Exercise prompt
Whenever a line below holds the word "this", copy that line.

Excerpted records
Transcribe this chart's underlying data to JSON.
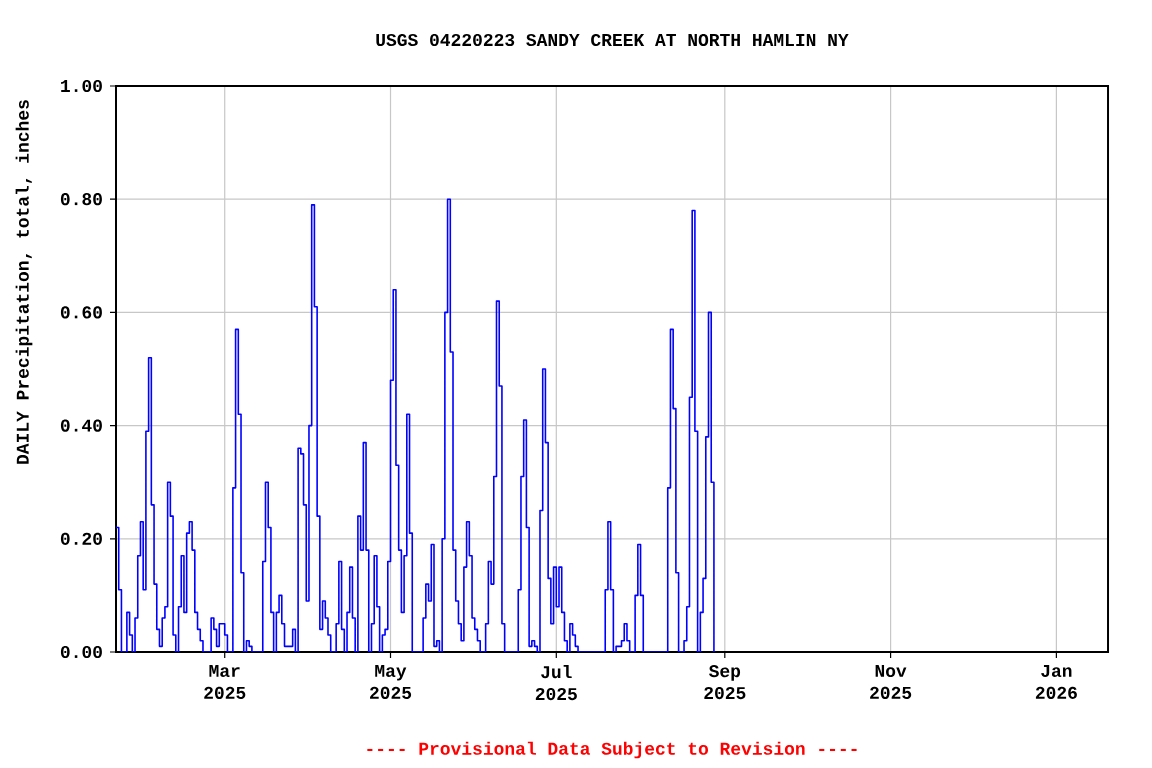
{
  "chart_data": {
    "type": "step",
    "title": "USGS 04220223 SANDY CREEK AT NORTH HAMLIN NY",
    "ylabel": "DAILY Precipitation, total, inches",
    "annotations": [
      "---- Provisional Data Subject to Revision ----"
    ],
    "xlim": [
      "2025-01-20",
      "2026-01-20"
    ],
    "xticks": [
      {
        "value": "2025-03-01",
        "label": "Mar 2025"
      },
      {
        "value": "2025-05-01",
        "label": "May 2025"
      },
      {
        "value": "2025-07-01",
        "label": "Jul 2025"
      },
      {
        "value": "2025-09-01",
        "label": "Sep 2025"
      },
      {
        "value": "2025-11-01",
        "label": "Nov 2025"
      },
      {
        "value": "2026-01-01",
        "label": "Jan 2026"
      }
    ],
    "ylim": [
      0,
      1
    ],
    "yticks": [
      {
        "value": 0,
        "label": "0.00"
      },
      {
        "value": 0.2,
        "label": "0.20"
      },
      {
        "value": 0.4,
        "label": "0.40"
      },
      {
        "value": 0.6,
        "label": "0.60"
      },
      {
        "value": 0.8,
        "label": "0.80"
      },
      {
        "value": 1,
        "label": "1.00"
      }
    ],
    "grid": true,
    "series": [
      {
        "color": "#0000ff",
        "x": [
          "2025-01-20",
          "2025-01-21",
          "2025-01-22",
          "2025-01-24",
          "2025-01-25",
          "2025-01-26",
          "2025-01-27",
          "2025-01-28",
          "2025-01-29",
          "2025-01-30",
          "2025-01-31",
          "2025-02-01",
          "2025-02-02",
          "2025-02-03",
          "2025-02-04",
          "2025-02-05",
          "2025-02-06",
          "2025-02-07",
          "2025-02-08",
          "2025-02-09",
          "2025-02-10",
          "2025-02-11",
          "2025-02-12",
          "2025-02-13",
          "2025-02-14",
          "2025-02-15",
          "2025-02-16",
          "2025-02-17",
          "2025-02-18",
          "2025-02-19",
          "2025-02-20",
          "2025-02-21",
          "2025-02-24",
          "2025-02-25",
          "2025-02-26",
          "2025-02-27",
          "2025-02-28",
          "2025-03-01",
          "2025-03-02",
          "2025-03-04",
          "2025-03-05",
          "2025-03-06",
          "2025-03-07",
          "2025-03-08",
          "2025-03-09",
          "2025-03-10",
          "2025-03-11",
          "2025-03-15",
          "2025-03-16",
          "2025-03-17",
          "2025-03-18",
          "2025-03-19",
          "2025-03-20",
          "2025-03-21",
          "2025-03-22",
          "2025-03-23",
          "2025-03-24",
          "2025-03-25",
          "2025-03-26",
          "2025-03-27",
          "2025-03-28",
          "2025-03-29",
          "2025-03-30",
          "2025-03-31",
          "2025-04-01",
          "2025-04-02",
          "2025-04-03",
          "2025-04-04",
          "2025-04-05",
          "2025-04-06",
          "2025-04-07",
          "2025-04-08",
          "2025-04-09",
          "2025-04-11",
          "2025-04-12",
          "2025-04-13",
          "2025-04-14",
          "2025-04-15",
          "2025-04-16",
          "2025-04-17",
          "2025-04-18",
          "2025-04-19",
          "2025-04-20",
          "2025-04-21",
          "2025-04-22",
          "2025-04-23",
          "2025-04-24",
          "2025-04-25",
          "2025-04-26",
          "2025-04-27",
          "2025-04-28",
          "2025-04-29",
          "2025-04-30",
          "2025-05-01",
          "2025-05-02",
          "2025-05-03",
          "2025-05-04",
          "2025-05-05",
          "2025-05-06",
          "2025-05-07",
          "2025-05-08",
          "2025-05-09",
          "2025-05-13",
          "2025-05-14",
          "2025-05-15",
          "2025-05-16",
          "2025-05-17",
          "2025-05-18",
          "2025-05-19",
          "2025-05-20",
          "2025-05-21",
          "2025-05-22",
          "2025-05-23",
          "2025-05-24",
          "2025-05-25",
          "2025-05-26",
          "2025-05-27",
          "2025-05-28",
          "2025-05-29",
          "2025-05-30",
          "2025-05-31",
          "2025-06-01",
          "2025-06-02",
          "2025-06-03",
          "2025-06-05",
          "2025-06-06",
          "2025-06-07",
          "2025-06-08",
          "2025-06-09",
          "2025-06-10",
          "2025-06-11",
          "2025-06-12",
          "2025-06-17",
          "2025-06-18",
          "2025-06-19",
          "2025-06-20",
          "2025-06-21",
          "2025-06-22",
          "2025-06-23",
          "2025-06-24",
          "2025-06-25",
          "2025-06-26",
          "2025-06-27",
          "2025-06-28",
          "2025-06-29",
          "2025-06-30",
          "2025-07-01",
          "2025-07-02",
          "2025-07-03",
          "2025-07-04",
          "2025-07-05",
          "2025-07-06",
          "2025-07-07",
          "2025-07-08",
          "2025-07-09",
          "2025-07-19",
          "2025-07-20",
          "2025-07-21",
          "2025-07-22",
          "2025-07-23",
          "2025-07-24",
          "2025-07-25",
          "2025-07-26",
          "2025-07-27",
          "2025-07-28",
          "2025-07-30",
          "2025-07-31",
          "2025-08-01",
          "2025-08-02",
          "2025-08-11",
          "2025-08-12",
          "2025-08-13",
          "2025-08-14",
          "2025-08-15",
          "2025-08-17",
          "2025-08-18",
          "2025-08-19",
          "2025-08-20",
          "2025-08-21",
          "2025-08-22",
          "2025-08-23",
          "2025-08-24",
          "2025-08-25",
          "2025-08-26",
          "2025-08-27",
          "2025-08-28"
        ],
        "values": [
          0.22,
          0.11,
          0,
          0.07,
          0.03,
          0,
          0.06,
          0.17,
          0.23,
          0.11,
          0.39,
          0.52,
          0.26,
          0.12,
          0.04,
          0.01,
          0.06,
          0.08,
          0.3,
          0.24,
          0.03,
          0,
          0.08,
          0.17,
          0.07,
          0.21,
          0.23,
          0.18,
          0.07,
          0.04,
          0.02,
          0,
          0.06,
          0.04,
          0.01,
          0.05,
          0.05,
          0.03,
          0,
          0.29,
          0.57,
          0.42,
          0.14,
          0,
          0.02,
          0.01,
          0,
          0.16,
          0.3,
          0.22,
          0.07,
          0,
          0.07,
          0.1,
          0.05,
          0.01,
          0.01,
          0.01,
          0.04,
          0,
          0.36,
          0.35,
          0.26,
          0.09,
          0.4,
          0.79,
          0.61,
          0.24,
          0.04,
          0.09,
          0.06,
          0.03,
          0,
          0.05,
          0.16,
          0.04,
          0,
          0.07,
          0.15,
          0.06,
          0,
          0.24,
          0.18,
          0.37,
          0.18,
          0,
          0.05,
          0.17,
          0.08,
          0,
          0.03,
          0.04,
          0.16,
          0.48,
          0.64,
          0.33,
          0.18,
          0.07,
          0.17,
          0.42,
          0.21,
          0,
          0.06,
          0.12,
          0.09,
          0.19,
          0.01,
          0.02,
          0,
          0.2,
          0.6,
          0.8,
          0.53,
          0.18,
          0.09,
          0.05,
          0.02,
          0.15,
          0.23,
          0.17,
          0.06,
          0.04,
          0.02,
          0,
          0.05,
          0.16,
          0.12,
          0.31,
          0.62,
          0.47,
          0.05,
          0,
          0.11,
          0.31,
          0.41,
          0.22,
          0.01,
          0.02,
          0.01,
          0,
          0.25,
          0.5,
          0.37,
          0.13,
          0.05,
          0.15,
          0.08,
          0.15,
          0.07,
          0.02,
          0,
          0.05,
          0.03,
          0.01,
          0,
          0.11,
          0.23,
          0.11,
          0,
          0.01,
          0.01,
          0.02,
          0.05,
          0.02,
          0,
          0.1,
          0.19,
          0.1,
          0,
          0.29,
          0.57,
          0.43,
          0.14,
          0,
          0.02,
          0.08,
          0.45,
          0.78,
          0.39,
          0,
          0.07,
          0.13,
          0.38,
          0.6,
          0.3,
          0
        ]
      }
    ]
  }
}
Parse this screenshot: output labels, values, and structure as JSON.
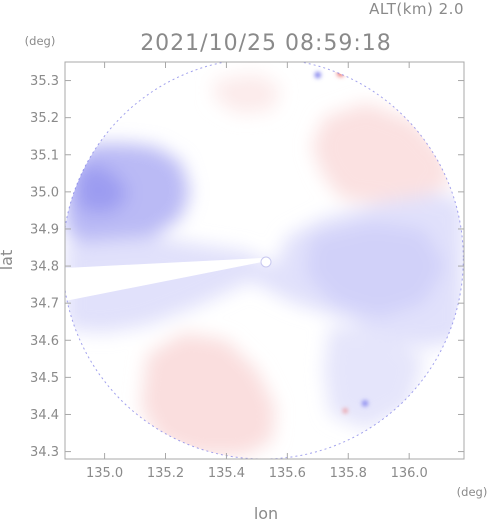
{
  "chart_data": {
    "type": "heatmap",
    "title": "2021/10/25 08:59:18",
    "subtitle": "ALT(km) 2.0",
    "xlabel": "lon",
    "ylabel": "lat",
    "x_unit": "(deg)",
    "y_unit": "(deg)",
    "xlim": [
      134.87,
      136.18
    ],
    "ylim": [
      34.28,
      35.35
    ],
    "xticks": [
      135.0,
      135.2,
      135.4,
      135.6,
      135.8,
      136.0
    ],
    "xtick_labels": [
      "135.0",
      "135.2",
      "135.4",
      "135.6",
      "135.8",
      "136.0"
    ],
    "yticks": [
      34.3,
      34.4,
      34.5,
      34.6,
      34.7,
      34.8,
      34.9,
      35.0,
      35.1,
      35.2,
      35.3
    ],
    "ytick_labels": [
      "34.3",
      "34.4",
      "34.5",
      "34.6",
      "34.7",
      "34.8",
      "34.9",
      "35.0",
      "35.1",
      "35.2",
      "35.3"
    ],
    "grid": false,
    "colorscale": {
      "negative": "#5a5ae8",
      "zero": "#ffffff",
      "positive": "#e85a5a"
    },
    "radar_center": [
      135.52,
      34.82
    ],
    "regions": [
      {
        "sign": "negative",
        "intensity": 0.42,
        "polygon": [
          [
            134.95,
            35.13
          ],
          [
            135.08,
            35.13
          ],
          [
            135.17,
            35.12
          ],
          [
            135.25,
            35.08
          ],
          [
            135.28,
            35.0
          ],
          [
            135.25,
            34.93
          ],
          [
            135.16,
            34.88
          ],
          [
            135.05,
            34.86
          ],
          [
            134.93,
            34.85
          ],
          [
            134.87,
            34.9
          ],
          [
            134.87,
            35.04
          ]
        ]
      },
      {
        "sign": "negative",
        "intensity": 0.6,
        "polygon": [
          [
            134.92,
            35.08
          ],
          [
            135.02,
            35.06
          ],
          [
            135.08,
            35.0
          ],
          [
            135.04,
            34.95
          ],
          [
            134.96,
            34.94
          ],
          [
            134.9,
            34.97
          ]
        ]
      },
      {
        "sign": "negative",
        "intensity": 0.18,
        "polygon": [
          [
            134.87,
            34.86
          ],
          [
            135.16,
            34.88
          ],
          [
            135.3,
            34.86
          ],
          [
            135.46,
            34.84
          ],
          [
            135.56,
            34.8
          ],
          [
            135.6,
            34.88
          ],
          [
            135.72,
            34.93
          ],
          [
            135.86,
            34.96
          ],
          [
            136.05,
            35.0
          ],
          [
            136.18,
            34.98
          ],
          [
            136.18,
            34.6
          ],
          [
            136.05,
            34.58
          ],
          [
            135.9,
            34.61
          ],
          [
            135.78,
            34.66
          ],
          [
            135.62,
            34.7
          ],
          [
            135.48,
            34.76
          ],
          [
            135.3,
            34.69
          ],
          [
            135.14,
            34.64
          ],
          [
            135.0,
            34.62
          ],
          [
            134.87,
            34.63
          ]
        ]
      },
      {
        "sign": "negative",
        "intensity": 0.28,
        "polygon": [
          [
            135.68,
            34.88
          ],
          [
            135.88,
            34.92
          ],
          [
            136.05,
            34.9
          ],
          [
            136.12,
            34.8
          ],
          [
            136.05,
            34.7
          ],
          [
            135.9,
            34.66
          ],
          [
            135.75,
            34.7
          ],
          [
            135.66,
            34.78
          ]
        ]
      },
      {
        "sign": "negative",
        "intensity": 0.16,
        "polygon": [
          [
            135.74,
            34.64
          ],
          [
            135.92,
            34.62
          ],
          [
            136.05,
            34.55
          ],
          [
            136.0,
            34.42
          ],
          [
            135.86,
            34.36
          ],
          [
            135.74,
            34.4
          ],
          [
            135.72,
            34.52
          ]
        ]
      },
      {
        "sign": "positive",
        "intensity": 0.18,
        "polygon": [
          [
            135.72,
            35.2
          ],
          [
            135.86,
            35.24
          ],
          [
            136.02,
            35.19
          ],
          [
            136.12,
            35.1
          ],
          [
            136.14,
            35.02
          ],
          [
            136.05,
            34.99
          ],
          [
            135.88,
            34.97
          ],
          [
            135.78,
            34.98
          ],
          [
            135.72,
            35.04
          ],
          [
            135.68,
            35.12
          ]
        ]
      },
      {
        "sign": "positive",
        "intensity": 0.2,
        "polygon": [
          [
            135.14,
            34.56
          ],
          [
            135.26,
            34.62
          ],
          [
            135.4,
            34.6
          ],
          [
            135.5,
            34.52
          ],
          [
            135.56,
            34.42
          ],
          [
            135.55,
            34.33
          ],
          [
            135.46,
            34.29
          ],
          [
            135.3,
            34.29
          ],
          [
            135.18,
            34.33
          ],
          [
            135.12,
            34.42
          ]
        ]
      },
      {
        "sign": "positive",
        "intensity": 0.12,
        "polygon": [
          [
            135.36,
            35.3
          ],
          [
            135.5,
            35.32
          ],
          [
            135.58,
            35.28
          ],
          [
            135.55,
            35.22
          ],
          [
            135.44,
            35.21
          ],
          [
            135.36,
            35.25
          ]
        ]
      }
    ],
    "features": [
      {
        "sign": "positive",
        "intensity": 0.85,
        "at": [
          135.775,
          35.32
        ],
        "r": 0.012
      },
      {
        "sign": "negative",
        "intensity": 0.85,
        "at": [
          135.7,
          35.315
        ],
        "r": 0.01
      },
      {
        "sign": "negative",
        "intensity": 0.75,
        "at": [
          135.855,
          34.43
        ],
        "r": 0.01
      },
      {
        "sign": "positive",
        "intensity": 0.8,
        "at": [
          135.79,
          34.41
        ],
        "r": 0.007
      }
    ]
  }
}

Task answer
Transcribe this chart's underlying data to JSON.
Parse this screenshot: output labels, values, and structure as JSON.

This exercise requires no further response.